::: DATA EXTRACT :::
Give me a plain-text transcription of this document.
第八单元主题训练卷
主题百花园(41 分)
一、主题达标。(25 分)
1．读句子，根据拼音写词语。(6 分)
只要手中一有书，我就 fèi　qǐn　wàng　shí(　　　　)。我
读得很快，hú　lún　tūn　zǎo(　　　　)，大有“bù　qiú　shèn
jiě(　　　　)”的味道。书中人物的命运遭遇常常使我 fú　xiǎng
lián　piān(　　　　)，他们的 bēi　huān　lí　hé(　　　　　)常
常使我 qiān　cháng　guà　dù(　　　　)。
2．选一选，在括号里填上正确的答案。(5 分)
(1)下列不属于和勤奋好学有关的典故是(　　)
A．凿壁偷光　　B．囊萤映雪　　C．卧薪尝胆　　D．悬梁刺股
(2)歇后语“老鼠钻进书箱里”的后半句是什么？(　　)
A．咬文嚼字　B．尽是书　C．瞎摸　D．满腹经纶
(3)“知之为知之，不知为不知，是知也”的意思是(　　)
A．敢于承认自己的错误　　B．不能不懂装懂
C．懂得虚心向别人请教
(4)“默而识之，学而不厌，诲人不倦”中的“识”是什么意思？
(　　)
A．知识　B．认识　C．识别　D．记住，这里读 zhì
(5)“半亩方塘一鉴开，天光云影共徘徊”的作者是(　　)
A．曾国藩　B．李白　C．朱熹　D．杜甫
:::
PROBLEM –
Extract all of the data above and output it character for character.

REPLY –
Give me a plain-text transcription of this document.
第八单元主题训练卷
主题百花园(41 分)
一、主题达标。(25 分)
1．读句子，根据拼音写词语。(6 分)
只要手中一有书，我就 fèi　qǐn　wàng　shí(　　　　)。我
读得很快，hú　lún　tūn　zǎo(　　　　)，大有“bù　qiú　shèn
jiě(　　　　)”的味道。书中人物的命运遭遇常常使我 fú　xiǎng
lián　piān(　　　　)，他们的 bēi　huān　lí　hé(　　　　　)常
常使我 qiān　cháng　guà　dù(　　　　)。
2．选一选，在括号里填上正确的答案。(5 分)
(1)下列不属于和勤奋好学有关的典故是(　　)
A．凿壁偷光　　B．囊萤映雪　　C．卧薪尝胆　　D．悬梁刺股
(2)歇后语“老鼠钻进书箱里”的后半句是什么？(　　)
A．咬文嚼字　B．尽是书　C．瞎摸　D．满腹经纶
(3)“知之为知之，不知为不知，是知也”的意思是(　　)
A．敢于承认自己的错误　　B．不能不懂装懂
C．懂得虚心向别人请教
(4)“默而识之，学而不厌，诲人不倦”中的“识”是什么意思？
(　　)
A．知识　B．认识　C．识别　D．记住，这里读 zhì
(5)“半亩方塘一鉴开，天光云影共徘徊”的作者是(　　)
A．曾国藩　B．李白　C．朱熹　D．杜甫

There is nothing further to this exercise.